Work to do: From the records below, pull each line that has "Hôpital".

____________________

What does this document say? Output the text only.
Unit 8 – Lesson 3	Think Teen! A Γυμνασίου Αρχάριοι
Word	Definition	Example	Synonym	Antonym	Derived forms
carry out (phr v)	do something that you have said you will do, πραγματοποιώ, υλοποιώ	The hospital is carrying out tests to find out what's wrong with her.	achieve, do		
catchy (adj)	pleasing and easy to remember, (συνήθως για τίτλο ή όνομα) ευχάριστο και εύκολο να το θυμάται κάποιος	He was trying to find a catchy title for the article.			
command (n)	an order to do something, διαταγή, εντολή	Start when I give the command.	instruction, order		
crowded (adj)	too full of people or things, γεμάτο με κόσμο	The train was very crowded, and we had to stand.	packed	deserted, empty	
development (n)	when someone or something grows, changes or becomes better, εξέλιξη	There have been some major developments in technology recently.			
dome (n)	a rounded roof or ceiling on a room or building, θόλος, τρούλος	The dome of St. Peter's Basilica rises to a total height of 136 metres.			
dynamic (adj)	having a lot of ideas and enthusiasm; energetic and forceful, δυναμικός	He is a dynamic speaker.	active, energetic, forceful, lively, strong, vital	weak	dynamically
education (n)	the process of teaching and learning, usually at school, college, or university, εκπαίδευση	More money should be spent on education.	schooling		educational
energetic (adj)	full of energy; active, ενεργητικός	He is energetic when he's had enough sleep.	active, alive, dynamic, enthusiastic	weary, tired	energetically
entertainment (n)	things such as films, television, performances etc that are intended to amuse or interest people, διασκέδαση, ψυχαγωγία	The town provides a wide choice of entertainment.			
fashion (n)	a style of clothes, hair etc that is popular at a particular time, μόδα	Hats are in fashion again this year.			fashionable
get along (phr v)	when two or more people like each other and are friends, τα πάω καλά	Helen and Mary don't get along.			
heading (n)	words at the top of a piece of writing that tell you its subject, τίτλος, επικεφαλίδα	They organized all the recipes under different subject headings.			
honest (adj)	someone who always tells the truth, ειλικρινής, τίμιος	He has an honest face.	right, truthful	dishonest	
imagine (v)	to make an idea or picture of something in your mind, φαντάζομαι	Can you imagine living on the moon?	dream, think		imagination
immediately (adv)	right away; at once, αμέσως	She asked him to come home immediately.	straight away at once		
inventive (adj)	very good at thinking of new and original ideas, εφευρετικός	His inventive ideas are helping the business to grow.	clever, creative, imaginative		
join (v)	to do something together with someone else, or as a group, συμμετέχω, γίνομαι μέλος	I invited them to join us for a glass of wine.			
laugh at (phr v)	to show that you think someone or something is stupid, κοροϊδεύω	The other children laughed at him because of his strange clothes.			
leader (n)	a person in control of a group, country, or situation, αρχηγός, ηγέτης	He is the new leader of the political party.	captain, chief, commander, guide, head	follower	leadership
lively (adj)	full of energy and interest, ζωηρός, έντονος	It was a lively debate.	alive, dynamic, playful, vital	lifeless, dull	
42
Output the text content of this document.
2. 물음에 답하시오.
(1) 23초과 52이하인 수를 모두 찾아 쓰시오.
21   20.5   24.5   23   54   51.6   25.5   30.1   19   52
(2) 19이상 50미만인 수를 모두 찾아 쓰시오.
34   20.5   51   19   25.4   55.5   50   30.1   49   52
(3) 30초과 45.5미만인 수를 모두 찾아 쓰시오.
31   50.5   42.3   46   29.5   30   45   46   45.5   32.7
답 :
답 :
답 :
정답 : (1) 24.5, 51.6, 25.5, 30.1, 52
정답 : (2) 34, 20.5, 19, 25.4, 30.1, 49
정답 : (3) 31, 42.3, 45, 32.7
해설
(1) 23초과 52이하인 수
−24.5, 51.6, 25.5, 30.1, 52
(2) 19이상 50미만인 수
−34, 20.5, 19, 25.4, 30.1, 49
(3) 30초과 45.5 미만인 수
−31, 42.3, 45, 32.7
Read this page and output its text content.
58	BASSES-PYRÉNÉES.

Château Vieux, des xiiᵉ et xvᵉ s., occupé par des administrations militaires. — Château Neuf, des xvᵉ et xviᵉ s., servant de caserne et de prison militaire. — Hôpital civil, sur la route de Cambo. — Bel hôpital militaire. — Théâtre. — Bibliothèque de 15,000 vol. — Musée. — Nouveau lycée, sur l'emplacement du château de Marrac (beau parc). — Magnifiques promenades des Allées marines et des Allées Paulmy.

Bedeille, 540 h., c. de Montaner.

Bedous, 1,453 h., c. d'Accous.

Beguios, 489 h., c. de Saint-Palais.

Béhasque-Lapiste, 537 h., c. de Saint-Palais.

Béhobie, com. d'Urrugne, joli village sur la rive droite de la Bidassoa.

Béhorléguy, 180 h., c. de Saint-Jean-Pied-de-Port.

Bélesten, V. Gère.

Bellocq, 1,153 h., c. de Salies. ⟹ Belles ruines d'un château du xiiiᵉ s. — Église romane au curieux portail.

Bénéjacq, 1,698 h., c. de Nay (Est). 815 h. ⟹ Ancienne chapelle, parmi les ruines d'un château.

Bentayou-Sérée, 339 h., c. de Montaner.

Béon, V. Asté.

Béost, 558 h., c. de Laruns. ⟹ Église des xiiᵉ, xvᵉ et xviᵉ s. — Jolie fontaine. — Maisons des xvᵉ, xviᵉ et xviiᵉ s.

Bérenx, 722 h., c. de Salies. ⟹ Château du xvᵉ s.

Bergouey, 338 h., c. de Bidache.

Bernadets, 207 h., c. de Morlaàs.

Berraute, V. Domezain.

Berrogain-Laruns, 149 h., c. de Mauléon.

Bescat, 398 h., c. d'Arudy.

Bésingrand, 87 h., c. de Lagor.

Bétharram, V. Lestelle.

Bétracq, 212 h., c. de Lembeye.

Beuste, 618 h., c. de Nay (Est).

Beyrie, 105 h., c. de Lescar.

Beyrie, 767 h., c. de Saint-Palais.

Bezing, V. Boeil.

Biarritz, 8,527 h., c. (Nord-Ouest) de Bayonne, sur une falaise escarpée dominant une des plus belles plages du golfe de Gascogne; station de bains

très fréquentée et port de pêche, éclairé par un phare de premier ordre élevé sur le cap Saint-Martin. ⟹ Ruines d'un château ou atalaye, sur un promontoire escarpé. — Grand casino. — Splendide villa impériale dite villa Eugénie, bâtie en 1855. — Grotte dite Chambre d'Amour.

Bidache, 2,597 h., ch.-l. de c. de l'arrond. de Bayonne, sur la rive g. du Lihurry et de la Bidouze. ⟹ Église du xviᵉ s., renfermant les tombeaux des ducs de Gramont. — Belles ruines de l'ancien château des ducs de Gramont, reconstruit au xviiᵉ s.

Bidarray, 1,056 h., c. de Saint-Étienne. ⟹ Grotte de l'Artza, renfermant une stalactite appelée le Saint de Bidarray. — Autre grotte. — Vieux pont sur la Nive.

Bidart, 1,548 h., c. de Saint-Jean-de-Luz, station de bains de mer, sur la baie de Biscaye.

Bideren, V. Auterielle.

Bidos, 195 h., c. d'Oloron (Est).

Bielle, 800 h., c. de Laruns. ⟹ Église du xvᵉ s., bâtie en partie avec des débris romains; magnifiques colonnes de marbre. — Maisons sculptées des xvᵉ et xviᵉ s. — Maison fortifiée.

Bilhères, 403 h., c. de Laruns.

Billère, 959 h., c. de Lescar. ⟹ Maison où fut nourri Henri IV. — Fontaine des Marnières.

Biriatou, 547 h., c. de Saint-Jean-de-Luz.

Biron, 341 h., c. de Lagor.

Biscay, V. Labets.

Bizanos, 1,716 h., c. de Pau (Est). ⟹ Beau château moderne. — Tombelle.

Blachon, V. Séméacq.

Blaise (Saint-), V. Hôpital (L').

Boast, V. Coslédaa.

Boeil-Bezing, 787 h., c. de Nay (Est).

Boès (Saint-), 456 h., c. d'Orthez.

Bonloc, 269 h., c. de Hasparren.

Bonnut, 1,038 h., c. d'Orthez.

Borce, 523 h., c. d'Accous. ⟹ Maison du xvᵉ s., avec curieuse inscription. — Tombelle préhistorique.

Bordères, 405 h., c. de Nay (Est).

____________________

Solved exercise:
Château Vieux, des xiiᵉ et xvᵉ s., occupé par des administrations militaires. — Château Neuf, des xvᵉ et xviᵉ s., servant de caserne et de prison militaire. — Hôpital civil, sur la route de Cambo. — Bel hôpital militaire. — Théâtre. — Bibliothèque de 15,000 vol. — Musée. — Nouveau lycée, sur l'emplacement du château de Marrac (beau parc). — Magnifiques promenades des Allées marines et des Allées Paulmy.
Blaise (Saint-), V. Hôpital (L').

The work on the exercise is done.